--- Begin EXERCISE MATERIAL ---

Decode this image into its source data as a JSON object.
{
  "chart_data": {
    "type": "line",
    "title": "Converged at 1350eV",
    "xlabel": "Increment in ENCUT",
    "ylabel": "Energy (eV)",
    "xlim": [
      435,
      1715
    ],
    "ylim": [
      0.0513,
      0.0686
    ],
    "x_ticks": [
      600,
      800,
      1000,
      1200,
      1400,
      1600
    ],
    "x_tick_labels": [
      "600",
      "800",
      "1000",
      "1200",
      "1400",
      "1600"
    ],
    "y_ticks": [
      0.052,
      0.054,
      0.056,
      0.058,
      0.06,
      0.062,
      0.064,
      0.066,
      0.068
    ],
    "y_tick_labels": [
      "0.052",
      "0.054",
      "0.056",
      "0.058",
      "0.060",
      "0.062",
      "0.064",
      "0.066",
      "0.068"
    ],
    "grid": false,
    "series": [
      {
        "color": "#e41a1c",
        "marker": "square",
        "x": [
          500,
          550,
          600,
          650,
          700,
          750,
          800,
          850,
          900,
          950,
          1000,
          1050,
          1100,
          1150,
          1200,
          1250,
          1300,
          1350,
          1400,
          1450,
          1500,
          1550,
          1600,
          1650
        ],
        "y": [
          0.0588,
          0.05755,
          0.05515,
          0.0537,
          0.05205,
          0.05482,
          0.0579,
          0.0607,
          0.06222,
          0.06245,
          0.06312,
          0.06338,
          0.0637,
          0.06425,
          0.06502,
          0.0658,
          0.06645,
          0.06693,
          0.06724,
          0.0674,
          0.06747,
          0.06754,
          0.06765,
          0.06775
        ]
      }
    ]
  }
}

--- End EXERCISE MATERIAL ---

(YOUR TASK) Copy out each record exactly as given, omitting none.

(ANSWER TO THE EXERCISE)
Decode this image into its source data as a JSON object.
{
  "chart_data": {
    "type": "line",
    "title": "Converged at 1350eV",
    "xlabel": "Increment in ENCUT",
    "ylabel": "Energy (eV)",
    "xlim": [
      435,
      1715
    ],
    "ylim": [
      0.0513,
      0.0686
    ],
    "x_ticks": [
      600,
      800,
      1000,
      1200,
      1400,
      1600
    ],
    "x_tick_labels": [
      "600",
      "800",
      "1000",
      "1200",
      "1400",
      "1600"
    ],
    "y_ticks": [
      0.052,
      0.054,
      0.056,
      0.058,
      0.06,
      0.062,
      0.064,
      0.066,
      0.068
    ],
    "y_tick_labels": [
      "0.052",
      "0.054",
      "0.056",
      "0.058",
      "0.060",
      "0.062",
      "0.064",
      "0.066",
      "0.068"
    ],
    "grid": false,
    "series": [
      {
        "color": "#e41a1c",
        "marker": "square",
        "x": [
          500,
          550,
          600,
          650,
          700,
          750,
          800,
          850,
          900,
          950,
          1000,
          1050,
          1100,
          1150,
          1200,
          1250,
          1300,
          1350,
          1400,
          1450,
          1500,
          1550,
          1600,
          1650
        ],
        "y": [
          0.0588,
          0.05755,
          0.05515,
          0.0537,
          0.05205,
          0.05482,
          0.0579,
          0.0607,
          0.06222,
          0.06245,
          0.06312,
          0.06338,
          0.0637,
          0.06425,
          0.06502,
          0.0658,
          0.06645,
          0.06693,
          0.06724,
          0.0674,
          0.06747,
          0.06754,
          0.06765,
          0.06775
        ]
      }
    ]
  }
}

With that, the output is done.